The exercise:
Every line below should be repeated exactly.

Material provided:
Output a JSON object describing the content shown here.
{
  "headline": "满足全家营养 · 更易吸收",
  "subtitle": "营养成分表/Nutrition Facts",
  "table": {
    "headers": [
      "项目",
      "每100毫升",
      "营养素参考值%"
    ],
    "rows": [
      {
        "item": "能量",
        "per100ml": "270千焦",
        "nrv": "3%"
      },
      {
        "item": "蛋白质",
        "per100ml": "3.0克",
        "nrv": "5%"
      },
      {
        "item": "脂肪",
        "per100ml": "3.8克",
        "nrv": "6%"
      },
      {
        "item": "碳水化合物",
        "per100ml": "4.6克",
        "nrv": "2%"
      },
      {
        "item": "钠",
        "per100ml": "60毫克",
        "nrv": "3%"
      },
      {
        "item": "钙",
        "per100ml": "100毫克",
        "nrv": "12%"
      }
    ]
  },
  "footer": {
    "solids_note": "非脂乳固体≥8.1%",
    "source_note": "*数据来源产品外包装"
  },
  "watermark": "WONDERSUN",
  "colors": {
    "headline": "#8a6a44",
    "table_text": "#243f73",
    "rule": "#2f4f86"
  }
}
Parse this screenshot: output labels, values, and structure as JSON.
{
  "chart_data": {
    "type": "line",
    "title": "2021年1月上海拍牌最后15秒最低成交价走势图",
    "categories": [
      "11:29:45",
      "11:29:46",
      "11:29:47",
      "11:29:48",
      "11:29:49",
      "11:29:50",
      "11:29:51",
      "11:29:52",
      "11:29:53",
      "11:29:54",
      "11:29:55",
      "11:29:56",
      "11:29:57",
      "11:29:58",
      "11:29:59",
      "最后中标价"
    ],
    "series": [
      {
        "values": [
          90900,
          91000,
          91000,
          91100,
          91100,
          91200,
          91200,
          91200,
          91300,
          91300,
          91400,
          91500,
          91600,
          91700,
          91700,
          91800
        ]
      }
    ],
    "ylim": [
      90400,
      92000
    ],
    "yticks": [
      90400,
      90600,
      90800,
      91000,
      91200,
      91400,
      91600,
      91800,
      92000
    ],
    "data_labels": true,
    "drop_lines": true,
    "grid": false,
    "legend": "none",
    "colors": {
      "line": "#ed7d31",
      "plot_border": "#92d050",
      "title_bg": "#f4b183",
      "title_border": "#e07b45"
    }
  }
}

Solution for this problem:
Output a JSON object describing the content shown here.
{
  "headline": "满足全家营养 · 更易吸收",
  "subtitle": "营养成分表/Nutrition Facts",
  "table": {
    "headers": [
      "项目",
      "每100毫升",
      "营养素参考值%"
    ],
    "rows": [
      {
        "item": "能量",
        "per100ml": "270千焦",
        "nrv": "3%"
      },
      {
        "item": "蛋白质",
        "per100ml": "3.0克",
        "nrv": "5%"
      },
      {
        "item": "脂肪",
        "per100ml": "3.8克",
        "nrv": "6%"
      },
      {
        "item": "碳水化合物",
        "per100ml": "4.6克",
        "nrv": "2%"
      },
      {
        "item": "钠",
        "per100ml": "60毫克",
        "nrv": "3%"
      },
      {
        "item": "钙",
        "per100ml": "100毫克",
        "nrv": "12%"
      }
    ]
  },
  "footer": {
    "solids_note": "非脂乳固体≥8.1%",
    "source_note": "*数据来源产品外包装"
  },
  "watermark": "WONDERSUN",
  "colors": {
    "headline": "#8a6a44",
    "table_text": "#243f73",
    "rule": "#2f4f86"
  }
}
Parse this screenshot: output labels, values, and structure as JSON.
{
  "chart_data": {
    "type": "line",
    "title": "2021年1月上海拍牌最后15秒最低成交价走势图",
    "categories": [
      "11:29:45",
      "11:29:46",
      "11:29:47",
      "11:29:48",
      "11:29:49",
      "11:29:50",
      "11:29:51",
      "11:29:52",
      "11:29:53",
      "11:29:54",
      "11:29:55",
      "11:29:56",
      "11:29:57",
      "11:29:58",
      "11:29:59",
      "最后中标价"
    ],
    "series": [
      {
        "values": [
          90900,
          91000,
          91000,
          91100,
          91100,
          91200,
          91200,
          91200,
          91300,
          91300,
          91400,
          91500,
          91600,
          91700,
          91700,
          91800
        ]
      }
    ],
    "ylim": [
      90400,
      92000
    ],
    "yticks": [
      90400,
      90600,
      90800,
      91000,
      91200,
      91400,
      91600,
      91800,
      92000
    ],
    "data_labels": true,
    "drop_lines": true,
    "grid": false,
    "legend": "none",
    "colors": {
      "line": "#ed7d31",
      "plot_border": "#92d050",
      "title_bg": "#f4b183",
      "title_border": "#e07b45"
    }
  }
}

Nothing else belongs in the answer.